◆ WRITTEN REQUEST ◆
Repeat the material exactly as it appears.

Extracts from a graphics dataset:
╭──

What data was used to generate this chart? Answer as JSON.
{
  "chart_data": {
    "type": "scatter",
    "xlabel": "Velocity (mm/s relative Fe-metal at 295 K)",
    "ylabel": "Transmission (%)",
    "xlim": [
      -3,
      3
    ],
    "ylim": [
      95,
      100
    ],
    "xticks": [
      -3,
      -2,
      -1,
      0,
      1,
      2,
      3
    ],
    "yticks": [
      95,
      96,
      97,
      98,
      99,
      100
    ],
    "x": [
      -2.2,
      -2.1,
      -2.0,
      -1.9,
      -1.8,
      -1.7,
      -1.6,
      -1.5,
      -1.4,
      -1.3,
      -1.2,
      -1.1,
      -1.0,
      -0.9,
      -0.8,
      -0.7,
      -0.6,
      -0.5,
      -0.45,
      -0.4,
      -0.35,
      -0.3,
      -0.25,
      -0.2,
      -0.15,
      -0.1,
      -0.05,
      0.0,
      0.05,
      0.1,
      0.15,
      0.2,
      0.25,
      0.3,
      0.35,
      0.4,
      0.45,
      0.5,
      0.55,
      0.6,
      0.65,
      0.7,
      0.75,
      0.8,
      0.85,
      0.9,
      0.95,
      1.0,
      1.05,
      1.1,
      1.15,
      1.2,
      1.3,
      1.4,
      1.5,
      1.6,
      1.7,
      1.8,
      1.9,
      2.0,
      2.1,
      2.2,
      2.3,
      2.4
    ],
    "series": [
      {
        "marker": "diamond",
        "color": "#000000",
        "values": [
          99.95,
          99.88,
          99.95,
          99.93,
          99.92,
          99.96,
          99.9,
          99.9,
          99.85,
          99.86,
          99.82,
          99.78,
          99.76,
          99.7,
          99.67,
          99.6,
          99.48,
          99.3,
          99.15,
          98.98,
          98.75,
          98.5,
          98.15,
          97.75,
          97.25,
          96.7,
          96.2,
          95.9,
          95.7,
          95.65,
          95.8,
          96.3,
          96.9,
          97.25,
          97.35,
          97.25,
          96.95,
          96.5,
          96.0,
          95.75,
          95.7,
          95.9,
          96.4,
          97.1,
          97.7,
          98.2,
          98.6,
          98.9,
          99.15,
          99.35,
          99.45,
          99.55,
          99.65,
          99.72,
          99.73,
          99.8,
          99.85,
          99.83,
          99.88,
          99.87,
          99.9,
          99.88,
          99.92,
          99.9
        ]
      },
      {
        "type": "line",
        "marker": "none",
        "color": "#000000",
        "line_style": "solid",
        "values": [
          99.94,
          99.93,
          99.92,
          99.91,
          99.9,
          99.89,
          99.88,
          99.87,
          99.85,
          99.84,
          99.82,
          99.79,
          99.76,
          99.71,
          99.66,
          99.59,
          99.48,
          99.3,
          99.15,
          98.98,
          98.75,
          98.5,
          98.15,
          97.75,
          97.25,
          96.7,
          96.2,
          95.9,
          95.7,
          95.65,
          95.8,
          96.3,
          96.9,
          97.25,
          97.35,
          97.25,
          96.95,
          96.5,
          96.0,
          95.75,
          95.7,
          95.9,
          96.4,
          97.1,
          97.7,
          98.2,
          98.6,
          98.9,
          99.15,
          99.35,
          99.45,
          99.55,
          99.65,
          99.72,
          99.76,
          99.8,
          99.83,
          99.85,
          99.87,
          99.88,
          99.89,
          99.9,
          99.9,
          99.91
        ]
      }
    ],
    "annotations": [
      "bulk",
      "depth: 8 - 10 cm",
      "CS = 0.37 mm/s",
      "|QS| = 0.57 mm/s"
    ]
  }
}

╰──

◆ SOLUTION FOR THIS PROBLEM ◆
What data was used to generate this chart? Answer as JSON.
{
  "chart_data": {
    "type": "scatter",
    "xlabel": "Velocity (mm/s relative Fe-metal at 295 K)",
    "ylabel": "Transmission (%)",
    "xlim": [
      -3,
      3
    ],
    "ylim": [
      95,
      100
    ],
    "xticks": [
      -3,
      -2,
      -1,
      0,
      1,
      2,
      3
    ],
    "yticks": [
      95,
      96,
      97,
      98,
      99,
      100
    ],
    "x": [
      -2.2,
      -2.1,
      -2.0,
      -1.9,
      -1.8,
      -1.7,
      -1.6,
      -1.5,
      -1.4,
      -1.3,
      -1.2,
      -1.1,
      -1.0,
      -0.9,
      -0.8,
      -0.7,
      -0.6,
      -0.5,
      -0.45,
      -0.4,
      -0.35,
      -0.3,
      -0.25,
      -0.2,
      -0.15,
      -0.1,
      -0.05,
      0.0,
      0.05,
      0.1,
      0.15,
      0.2,
      0.25,
      0.3,
      0.35,
      0.4,
      0.45,
      0.5,
      0.55,
      0.6,
      0.65,
      0.7,
      0.75,
      0.8,
      0.85,
      0.9,
      0.95,
      1.0,
      1.05,
      1.1,
      1.15,
      1.2,
      1.3,
      1.4,
      1.5,
      1.6,
      1.7,
      1.8,
      1.9,
      2.0,
      2.1,
      2.2,
      2.3,
      2.4
    ],
    "series": [
      {
        "marker": "diamond",
        "color": "#000000",
        "values": [
          99.95,
          99.88,
          99.95,
          99.93,
          99.92,
          99.96,
          99.9,
          99.9,
          99.85,
          99.86,
          99.82,
          99.78,
          99.76,
          99.7,
          99.67,
          99.6,
          99.48,
          99.3,
          99.15,
          98.98,
          98.75,
          98.5,
          98.15,
          97.75,
          97.25,
          96.7,
          96.2,
          95.9,
          95.7,
          95.65,
          95.8,
          96.3,
          96.9,
          97.25,
          97.35,
          97.25,
          96.95,
          96.5,
          96.0,
          95.75,
          95.7,
          95.9,
          96.4,
          97.1,
          97.7,
          98.2,
          98.6,
          98.9,
          99.15,
          99.35,
          99.45,
          99.55,
          99.65,
          99.72,
          99.73,
          99.8,
          99.85,
          99.83,
          99.88,
          99.87,
          99.9,
          99.88,
          99.92,
          99.9
        ]
      },
      {
        "type": "line",
        "marker": "none",
        "color": "#000000",
        "line_style": "solid",
        "values": [
          99.94,
          99.93,
          99.92,
          99.91,
          99.9,
          99.89,
          99.88,
          99.87,
          99.85,
          99.84,
          99.82,
          99.79,
          99.76,
          99.71,
          99.66,
          99.59,
          99.48,
          99.3,
          99.15,
          98.98,
          98.75,
          98.5,
          98.15,
          97.75,
          97.25,
          96.7,
          96.2,
          95.9,
          95.7,
          95.65,
          95.8,
          96.3,
          96.9,
          97.25,
          97.35,
          97.25,
          96.95,
          96.5,
          96.0,
          95.75,
          95.7,
          95.9,
          96.4,
          97.1,
          97.7,
          98.2,
          98.6,
          98.9,
          99.15,
          99.35,
          99.45,
          99.55,
          99.65,
          99.72,
          99.76,
          99.8,
          99.83,
          99.85,
          99.87,
          99.88,
          99.89,
          99.9,
          99.9,
          99.91
        ]
      }
    ],
    "annotations": [
      "bulk",
      "depth: 8 - 10 cm",
      "CS = 0.37 mm/s",
      "|QS| = 0.57 mm/s"
    ]
  }
}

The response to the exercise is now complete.